Your task is to print all of the material verbatim.

--- Start Records for processing ---

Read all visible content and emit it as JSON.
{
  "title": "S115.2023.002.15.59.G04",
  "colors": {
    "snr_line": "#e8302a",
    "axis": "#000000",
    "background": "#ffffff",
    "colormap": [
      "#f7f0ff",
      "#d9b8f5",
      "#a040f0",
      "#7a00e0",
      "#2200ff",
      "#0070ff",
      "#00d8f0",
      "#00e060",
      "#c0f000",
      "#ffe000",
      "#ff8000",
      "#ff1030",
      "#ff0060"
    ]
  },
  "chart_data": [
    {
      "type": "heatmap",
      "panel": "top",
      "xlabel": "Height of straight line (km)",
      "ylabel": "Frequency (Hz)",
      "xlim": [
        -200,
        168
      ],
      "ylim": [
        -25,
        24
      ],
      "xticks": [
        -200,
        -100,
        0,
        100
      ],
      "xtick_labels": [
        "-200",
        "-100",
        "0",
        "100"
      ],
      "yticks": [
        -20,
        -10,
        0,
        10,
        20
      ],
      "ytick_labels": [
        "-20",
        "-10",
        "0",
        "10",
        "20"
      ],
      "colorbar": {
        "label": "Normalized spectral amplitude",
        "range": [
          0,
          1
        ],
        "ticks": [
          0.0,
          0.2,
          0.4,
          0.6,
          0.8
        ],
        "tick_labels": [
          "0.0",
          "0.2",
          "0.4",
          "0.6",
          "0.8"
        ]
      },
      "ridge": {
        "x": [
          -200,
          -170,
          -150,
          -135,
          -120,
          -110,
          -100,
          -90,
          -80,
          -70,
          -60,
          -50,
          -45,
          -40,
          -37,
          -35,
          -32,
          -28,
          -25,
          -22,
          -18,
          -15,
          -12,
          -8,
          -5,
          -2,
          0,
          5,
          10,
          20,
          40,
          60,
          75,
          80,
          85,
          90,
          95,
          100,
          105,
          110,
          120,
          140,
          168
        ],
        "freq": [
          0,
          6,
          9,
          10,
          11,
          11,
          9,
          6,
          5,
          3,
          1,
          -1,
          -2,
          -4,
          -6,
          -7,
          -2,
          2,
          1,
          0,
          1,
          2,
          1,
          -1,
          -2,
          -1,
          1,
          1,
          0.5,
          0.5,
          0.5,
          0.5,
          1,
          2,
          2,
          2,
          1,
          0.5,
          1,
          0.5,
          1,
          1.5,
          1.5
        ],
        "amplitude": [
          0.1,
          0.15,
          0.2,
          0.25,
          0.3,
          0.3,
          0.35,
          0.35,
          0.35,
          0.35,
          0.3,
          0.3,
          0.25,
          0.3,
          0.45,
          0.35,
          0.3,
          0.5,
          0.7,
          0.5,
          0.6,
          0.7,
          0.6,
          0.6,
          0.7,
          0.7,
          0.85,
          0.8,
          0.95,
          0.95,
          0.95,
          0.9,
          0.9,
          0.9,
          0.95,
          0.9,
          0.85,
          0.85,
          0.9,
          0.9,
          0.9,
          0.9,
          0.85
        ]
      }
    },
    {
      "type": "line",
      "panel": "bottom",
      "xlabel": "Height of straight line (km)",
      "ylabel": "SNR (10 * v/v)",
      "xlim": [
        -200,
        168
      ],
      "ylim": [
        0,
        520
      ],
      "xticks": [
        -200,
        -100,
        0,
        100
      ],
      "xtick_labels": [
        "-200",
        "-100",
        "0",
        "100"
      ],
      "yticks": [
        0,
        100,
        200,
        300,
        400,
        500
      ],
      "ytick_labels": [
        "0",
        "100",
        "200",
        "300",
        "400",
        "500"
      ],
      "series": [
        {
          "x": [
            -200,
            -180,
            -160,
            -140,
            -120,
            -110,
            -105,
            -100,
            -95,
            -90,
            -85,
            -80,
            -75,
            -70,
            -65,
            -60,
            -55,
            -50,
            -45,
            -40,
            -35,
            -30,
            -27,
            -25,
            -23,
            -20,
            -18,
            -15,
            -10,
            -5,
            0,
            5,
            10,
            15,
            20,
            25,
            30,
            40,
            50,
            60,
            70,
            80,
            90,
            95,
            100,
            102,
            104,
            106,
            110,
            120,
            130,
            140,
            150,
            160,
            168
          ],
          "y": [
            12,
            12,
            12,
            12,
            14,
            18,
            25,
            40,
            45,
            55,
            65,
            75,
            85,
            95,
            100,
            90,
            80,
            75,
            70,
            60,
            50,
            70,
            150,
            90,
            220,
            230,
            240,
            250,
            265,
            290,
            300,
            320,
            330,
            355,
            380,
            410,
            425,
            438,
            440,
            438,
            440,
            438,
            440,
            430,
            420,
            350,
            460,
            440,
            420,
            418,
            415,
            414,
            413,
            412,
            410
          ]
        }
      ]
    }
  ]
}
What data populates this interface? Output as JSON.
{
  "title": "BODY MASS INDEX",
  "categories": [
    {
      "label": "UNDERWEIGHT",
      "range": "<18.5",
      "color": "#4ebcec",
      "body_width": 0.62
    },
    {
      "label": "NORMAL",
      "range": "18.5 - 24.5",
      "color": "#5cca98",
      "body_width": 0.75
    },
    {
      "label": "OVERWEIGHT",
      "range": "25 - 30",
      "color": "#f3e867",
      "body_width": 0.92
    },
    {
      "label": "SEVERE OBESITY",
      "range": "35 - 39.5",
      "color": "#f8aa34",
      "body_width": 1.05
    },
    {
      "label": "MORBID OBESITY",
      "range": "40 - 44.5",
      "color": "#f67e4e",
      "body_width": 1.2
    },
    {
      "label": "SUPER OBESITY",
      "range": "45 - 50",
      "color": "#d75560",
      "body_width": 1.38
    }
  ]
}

--- End Records for processing ---

* [Solution to this exercise]
Read all visible content and emit it as JSON.
{
  "title": "S115.2023.002.15.59.G04",
  "colors": {
    "snr_line": "#e8302a",
    "axis": "#000000",
    "background": "#ffffff",
    "colormap": [
      "#f7f0ff",
      "#d9b8f5",
      "#a040f0",
      "#7a00e0",
      "#2200ff",
      "#0070ff",
      "#00d8f0",
      "#00e060",
      "#c0f000",
      "#ffe000",
      "#ff8000",
      "#ff1030",
      "#ff0060"
    ]
  },
  "chart_data": [
    {
      "type": "heatmap",
      "panel": "top",
      "xlabel": "Height of straight line (km)",
      "ylabel": "Frequency (Hz)",
      "xlim": [
        -200,
        168
      ],
      "ylim": [
        -25,
        24
      ],
      "xticks": [
        -200,
        -100,
        0,
        100
      ],
      "xtick_labels": [
        "-200",
        "-100",
        "0",
        "100"
      ],
      "yticks": [
        -20,
        -10,
        0,
        10,
        20
      ],
      "ytick_labels": [
        "-20",
        "-10",
        "0",
        "10",
        "20"
      ],
      "colorbar": {
        "label": "Normalized spectral amplitude",
        "range": [
          0,
          1
        ],
        "ticks": [
          0.0,
          0.2,
          0.4,
          0.6,
          0.8
        ],
        "tick_labels": [
          "0.0",
          "0.2",
          "0.4",
          "0.6",
          "0.8"
        ]
      },
      "ridge": {
        "x": [
          -200,
          -170,
          -150,
          -135,
          -120,
          -110,
          -100,
          -90,
          -80,
          -70,
          -60,
          -50,
          -45,
          -40,
          -37,
          -35,
          -32,
          -28,
          -25,
          -22,
          -18,
          -15,
          -12,
          -8,
          -5,
          -2,
          0,
          5,
          10,
          20,
          40,
          60,
          75,
          80,
          85,
          90,
          95,
          100,
          105,
          110,
          120,
          140,
          168
        ],
        "freq": [
          0,
          6,
          9,
          10,
          11,
          11,
          9,
          6,
          5,
          3,
          1,
          -1,
          -2,
          -4,
          -6,
          -7,
          -2,
          2,
          1,
          0,
          1,
          2,
          1,
          -1,
          -2,
          -1,
          1,
          1,
          0.5,
          0.5,
          0.5,
          0.5,
          1,
          2,
          2,
          2,
          1,
          0.5,
          1,
          0.5,
          1,
          1.5,
          1.5
        ],
        "amplitude": [
          0.1,
          0.15,
          0.2,
          0.25,
          0.3,
          0.3,
          0.35,
          0.35,
          0.35,
          0.35,
          0.3,
          0.3,
          0.25,
          0.3,
          0.45,
          0.35,
          0.3,
          0.5,
          0.7,
          0.5,
          0.6,
          0.7,
          0.6,
          0.6,
          0.7,
          0.7,
          0.85,
          0.8,
          0.95,
          0.95,
          0.95,
          0.9,
          0.9,
          0.9,
          0.95,
          0.9,
          0.85,
          0.85,
          0.9,
          0.9,
          0.9,
          0.9,
          0.85
        ]
      }
    },
    {
      "type": "line",
      "panel": "bottom",
      "xlabel": "Height of straight line (km)",
      "ylabel": "SNR (10 * v/v)",
      "xlim": [
        -200,
        168
      ],
      "ylim": [
        0,
        520
      ],
      "xticks": [
        -200,
        -100,
        0,
        100
      ],
      "xtick_labels": [
        "-200",
        "-100",
        "0",
        "100"
      ],
      "yticks": [
        0,
        100,
        200,
        300,
        400,
        500
      ],
      "ytick_labels": [
        "0",
        "100",
        "200",
        "300",
        "400",
        "500"
      ],
      "series": [
        {
          "x": [
            -200,
            -180,
            -160,
            -140,
            -120,
            -110,
            -105,
            -100,
            -95,
            -90,
            -85,
            -80,
            -75,
            -70,
            -65,
            -60,
            -55,
            -50,
            -45,
            -40,
            -35,
            -30,
            -27,
            -25,
            -23,
            -20,
            -18,
            -15,
            -10,
            -5,
            0,
            5,
            10,
            15,
            20,
            25,
            30,
            40,
            50,
            60,
            70,
            80,
            90,
            95,
            100,
            102,
            104,
            106,
            110,
            120,
            130,
            140,
            150,
            160,
            168
          ],
          "y": [
            12,
            12,
            12,
            12,
            14,
            18,
            25,
            40,
            45,
            55,
            65,
            75,
            85,
            95,
            100,
            90,
            80,
            75,
            70,
            60,
            50,
            70,
            150,
            90,
            220,
            230,
            240,
            250,
            265,
            290,
            300,
            320,
            330,
            355,
            380,
            410,
            425,
            438,
            440,
            438,
            440,
            438,
            440,
            430,
            420,
            350,
            460,
            440,
            420,
            418,
            415,
            414,
            413,
            412,
            410
          ]
        }
      ]
    }
  ]
}
What data populates this interface? Output as JSON.
{
  "title": "BODY MASS INDEX",
  "categories": [
    {
      "label": "UNDERWEIGHT",
      "range": "<18.5",
      "color": "#4ebcec",
      "body_width": 0.62
    },
    {
      "label": "NORMAL",
      "range": "18.5 - 24.5",
      "color": "#5cca98",
      "body_width": 0.75
    },
    {
      "label": "OVERWEIGHT",
      "range": "25 - 30",
      "color": "#f3e867",
      "body_width": 0.92
    },
    {
      "label": "SEVERE OBESITY",
      "range": "35 - 39.5",
      "color": "#f8aa34",
      "body_width": 1.05
    },
    {
      "label": "MORBID OBESITY",
      "range": "40 - 44.5",
      "color": "#f67e4e",
      "body_width": 1.2
    },
    {
      "label": "SUPER OBESITY",
      "range": "45 - 50",
      "color": "#d75560",
      "body_width": 1.38
    }
  ]
}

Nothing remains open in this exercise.